What to work on: Check each line of the listing below for the string "результате", and copy the ones that have it.

[Data extracted from a collection]
+===+
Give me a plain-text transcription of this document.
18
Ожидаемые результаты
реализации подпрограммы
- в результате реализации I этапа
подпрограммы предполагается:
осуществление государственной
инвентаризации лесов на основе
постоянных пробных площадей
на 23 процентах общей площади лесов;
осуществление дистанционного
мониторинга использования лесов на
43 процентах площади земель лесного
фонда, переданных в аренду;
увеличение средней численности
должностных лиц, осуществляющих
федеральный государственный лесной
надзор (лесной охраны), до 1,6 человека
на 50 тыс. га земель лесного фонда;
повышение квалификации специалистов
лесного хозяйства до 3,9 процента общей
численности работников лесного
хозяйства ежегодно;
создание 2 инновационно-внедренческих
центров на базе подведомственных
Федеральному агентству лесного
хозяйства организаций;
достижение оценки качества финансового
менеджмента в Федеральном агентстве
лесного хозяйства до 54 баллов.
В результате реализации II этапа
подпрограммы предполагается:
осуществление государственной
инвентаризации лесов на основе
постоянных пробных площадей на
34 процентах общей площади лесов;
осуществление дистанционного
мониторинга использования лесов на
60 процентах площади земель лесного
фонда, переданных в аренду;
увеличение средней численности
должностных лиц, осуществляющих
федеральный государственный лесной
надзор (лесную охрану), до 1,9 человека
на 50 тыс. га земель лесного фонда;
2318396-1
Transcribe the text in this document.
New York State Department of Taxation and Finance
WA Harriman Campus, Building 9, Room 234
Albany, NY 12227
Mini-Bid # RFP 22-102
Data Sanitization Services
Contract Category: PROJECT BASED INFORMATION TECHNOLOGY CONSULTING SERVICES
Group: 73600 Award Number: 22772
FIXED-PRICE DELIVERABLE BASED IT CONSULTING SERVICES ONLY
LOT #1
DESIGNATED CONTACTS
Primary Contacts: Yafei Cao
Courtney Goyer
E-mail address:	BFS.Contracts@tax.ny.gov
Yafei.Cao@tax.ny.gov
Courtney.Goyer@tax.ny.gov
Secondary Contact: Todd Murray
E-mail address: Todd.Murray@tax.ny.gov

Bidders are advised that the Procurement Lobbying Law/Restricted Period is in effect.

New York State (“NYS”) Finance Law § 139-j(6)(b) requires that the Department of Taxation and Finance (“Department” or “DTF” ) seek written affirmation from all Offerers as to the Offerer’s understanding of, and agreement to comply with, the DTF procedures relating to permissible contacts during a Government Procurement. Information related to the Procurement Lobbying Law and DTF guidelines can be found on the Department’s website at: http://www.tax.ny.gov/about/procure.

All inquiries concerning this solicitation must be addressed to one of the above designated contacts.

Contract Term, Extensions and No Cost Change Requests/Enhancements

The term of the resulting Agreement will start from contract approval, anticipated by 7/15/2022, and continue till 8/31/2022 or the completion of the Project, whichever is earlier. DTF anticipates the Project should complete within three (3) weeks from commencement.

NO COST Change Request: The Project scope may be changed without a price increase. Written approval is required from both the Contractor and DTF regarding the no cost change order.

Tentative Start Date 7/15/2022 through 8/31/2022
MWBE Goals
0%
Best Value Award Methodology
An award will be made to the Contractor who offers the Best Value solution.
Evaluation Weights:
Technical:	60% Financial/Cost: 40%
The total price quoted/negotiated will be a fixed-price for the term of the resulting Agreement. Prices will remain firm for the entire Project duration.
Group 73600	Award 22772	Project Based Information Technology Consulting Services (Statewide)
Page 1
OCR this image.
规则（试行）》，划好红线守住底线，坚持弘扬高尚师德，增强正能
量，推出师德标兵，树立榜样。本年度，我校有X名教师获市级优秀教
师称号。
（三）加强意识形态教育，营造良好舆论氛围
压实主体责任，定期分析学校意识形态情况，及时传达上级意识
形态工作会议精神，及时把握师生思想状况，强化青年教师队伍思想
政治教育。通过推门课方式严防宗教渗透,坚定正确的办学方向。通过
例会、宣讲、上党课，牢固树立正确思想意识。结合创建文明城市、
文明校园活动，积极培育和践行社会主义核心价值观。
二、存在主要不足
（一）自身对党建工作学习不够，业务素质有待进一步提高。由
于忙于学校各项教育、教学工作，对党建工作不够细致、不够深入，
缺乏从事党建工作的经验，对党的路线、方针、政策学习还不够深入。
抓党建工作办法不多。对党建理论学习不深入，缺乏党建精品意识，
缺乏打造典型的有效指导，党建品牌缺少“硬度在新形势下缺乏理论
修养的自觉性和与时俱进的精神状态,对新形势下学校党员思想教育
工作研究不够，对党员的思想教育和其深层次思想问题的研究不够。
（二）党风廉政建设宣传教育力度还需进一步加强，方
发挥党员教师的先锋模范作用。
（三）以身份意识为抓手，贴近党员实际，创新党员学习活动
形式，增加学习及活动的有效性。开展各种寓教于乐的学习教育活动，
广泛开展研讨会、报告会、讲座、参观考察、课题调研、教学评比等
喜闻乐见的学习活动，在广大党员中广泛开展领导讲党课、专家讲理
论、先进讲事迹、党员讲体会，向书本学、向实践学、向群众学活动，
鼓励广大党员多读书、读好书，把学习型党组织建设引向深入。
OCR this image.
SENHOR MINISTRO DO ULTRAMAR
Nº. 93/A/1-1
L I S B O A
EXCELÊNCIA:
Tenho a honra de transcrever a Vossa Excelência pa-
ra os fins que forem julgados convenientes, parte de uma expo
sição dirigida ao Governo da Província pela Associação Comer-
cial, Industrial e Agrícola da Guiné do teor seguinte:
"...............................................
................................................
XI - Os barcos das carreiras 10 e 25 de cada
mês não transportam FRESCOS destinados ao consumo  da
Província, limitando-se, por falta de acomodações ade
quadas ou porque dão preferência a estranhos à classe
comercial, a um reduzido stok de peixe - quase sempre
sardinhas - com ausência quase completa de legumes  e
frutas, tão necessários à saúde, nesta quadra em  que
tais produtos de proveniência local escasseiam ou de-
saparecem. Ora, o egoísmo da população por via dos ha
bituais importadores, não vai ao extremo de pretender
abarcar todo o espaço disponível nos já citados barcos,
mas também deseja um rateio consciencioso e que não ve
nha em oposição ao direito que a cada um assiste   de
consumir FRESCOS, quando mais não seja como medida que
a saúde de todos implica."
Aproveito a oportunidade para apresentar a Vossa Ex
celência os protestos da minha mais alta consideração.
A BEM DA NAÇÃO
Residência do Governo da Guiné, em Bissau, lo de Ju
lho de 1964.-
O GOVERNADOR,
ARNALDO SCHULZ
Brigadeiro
+===+
The result:
- в результате реализации I этапа
В результате реализации II этапа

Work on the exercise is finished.